HOW TO FIND PRINCIPAL VALUE OF INVERSE TRIGONOMETRIC FUNCTIONS

Principal Angle :

The inverse functions sin⁻¹ x, cos⁻¹ x, tan⁻¹ x, cosec⁻¹(x), sec⁻¹(x), cot⁻¹(x) are called inverse circular functions. For the function y = sinx, there are infinitely many angles x which satisfy sin x = t, −1 ≤ t ≤ 1. Of these infinite set of values, there is one which lies in the interval [-π/2, π/2].

This angle is called the principal angle and denoted by sin⁻¹ t. The principal value of an inverse function is that value of the general value which is numerically least. It may be positive or negative.

When there are two values, one is positive and the other is negative such that they are numerically equal, then the principal value is the positive one.

Find the principal value of each of the following : 

Example 1 :

sin⁻¹(1/√2)

Solution :

Let x = sin⁻¹(1/√2).

sin x =  1/√2

sin x =  sin 45

x = π/4, where x ∊ [-π/2, π/2]

Example 2 :

cos⁻¹(√3/2)

Solution :

Let x = cos⁻¹(√3/2).

cos x =  √3/2

cos x =  cos π/6

x = π/6, where x ∊ [0, π]

Example 3 :

csc⁻¹(-1)

Solution :

Let x = csc⁻¹(-1).

Range of csc^-1(x) is[-π/2, π/2], so the required angle lies in the above interval. 

cosec x = cosec(-π/2) 

x = -π/2, where x ∊ [-π/2, π/2]

Example 4 :

sec⁻¹(-√2)

Solution :

Let x = sec⁻¹(-√2).

Range of sec^-1(x) is [0, π] - {π/2},  so the required angle lies in the above interval. 

The required angle lies in the 2nd quadrant.

sec x = sec(π - π/4) 

sec x = sec(3π/4) 

x = 3π/4, where x ∊ [0, π] - {π/2}

Example 5 :

tan⁻¹(√3)

Solution :

Let x = tan⁻¹(√3).

Range of tan^-1(x) is (-π/2, π/2), so the required angle lies in the above interval. 

tan x = tan (π/3)

x = π/3

Find the exact value without a calculator :

Example 6 :

cos (sin⁻¹(1/2))

◆ TO DO
1. In the inverse trigonometric functions text, what name is given to the inverse functions sin⁻¹ x, cos⁻¹ x, tan⁻¹ x, cosec⁻¹(x), sec⁻¹(x) and cot⁻¹(x)?
2. Copy the stretch of the inverse trigonometric functions text from "x = 3π/4, where" through "x = tan (π/3)" word for word.

◆ PROVIDED RECORDS
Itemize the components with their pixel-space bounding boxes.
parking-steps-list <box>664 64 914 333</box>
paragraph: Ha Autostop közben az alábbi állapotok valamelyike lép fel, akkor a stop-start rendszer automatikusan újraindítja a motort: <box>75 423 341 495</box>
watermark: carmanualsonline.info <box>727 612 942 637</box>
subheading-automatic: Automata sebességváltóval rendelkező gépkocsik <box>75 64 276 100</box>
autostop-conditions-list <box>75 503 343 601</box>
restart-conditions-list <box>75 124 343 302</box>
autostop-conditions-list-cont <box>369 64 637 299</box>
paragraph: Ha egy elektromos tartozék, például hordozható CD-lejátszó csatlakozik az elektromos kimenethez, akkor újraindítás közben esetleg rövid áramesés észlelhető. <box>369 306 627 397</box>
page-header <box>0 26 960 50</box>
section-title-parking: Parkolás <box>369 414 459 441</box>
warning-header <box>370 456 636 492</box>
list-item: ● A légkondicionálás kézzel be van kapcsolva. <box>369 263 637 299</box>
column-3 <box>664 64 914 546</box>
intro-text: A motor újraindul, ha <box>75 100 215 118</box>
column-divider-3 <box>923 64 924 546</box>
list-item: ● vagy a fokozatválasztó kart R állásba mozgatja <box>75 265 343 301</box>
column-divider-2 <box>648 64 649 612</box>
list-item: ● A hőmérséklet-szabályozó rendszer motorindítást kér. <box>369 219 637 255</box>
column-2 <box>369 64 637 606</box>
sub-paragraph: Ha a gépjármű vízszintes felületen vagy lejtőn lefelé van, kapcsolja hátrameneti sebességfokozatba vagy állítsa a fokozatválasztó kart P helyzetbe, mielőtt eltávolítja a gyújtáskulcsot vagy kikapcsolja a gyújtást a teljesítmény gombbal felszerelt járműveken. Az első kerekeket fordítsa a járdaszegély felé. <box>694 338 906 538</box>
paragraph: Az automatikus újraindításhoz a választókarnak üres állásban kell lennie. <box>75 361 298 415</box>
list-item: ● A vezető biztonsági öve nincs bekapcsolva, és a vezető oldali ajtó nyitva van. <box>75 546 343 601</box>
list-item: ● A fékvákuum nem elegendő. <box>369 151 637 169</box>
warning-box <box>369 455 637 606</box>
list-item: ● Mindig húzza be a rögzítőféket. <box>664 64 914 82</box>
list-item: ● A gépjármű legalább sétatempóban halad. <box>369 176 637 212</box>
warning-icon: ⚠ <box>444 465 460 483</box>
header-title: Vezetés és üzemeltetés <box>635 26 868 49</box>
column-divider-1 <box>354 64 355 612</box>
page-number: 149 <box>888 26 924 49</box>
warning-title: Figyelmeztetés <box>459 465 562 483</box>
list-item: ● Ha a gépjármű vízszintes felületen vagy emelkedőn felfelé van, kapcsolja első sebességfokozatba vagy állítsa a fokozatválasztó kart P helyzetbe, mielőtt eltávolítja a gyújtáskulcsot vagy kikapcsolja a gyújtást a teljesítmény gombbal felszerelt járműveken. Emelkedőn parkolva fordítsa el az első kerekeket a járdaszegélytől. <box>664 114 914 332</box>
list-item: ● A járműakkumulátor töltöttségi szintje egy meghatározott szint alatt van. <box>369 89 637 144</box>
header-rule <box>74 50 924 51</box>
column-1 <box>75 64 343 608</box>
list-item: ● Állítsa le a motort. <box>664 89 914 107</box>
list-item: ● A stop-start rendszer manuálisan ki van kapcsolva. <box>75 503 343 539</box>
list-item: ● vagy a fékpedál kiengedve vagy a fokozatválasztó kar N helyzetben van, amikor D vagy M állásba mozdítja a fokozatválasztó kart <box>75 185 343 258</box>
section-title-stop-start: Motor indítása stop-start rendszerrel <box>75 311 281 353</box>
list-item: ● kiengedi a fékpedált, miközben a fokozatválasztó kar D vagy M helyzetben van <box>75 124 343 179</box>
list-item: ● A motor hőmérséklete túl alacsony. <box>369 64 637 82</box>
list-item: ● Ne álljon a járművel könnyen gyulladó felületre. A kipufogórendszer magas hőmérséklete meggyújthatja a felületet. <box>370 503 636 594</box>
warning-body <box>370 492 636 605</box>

◆ RESULTS
1. Inverse circular functions.

2.
x = 3π/4, where x ∊ [0, π] - {π/2}

Example 5 :

tan⁻¹(√3)

Solution :

Let x = tan⁻¹(√3).

Range of tan^-1(x) is (-π/2, π/2), so the required angle lies in the above interval. 

tan x = tan (π/3)